======== Dataset content
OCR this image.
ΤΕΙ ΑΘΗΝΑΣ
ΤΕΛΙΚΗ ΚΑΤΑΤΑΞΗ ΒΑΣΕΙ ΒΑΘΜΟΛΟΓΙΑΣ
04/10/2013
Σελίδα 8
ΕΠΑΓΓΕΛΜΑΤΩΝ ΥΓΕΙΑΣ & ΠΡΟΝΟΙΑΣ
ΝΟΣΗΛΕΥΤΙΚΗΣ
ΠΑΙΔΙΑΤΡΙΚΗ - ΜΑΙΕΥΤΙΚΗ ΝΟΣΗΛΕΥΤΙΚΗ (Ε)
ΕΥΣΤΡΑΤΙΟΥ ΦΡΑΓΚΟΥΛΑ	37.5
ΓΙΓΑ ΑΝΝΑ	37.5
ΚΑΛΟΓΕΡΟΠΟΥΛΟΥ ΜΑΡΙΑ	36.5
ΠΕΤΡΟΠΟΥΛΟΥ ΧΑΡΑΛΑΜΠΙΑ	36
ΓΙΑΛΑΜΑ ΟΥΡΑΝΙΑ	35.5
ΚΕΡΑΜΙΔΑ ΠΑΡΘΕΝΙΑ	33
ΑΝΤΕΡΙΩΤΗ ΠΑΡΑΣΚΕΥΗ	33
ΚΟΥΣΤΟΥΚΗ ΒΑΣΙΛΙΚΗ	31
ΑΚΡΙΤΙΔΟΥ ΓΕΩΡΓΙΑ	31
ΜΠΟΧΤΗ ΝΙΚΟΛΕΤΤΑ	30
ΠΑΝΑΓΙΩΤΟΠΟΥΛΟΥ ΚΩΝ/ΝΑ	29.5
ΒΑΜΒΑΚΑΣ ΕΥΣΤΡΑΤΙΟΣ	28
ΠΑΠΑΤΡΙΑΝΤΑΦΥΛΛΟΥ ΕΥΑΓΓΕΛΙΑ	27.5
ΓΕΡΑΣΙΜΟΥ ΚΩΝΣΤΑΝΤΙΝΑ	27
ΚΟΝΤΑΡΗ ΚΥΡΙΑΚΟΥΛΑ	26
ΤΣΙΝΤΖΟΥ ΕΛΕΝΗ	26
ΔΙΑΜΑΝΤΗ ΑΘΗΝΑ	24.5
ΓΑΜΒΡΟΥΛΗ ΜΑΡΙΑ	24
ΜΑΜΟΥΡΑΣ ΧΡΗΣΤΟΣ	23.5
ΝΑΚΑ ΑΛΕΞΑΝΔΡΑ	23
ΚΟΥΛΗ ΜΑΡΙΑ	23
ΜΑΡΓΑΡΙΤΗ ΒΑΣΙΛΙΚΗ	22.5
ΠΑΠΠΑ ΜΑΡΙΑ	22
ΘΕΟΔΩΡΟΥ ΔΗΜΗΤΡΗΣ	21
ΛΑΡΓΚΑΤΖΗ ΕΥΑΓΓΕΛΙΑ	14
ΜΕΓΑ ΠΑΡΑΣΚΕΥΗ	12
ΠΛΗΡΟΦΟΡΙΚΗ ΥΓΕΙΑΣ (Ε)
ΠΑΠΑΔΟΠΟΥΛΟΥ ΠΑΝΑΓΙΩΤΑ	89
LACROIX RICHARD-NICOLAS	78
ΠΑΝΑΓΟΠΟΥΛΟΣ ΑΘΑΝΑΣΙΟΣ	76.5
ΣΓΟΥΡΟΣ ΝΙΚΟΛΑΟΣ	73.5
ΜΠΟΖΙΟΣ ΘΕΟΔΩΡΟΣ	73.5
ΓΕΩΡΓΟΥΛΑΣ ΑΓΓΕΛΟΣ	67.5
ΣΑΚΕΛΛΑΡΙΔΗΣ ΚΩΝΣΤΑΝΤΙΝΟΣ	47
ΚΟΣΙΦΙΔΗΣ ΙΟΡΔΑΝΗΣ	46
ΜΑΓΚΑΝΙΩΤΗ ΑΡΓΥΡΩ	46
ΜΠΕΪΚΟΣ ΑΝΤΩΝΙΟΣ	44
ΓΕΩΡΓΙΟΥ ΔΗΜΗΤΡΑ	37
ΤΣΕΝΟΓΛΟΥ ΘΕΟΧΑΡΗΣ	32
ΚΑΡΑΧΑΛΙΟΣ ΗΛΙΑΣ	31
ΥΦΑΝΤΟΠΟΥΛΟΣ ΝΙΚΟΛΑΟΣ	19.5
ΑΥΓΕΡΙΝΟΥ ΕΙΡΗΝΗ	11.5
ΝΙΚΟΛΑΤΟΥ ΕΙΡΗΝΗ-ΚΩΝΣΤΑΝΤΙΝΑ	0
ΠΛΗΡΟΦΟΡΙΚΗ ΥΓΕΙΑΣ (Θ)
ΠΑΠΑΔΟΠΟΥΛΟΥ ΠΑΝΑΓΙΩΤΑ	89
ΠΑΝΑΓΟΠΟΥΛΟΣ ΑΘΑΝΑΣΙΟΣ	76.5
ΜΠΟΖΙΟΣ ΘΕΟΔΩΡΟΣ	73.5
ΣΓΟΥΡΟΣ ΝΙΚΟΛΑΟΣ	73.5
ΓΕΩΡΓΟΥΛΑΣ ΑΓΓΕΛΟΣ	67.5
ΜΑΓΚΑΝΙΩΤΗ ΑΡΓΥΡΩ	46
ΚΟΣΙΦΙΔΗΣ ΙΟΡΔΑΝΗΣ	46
================
_Problem details_. Your task is to pick out every line with the string "ΜΑΡΙΑ" and copy it.

_Solution to this exercise_.
ΚΑΛΟΓΕΡΟΠΟΥΛΟΥ ΜΑΡΙΑ	36.5
ΓΑΜΒΡΟΥΛΗ ΜΑΡΙΑ	24
ΚΟΥΛΗ ΜΑΡΙΑ	23
ΠΑΠΠΑ ΜΑΡΙΑ	22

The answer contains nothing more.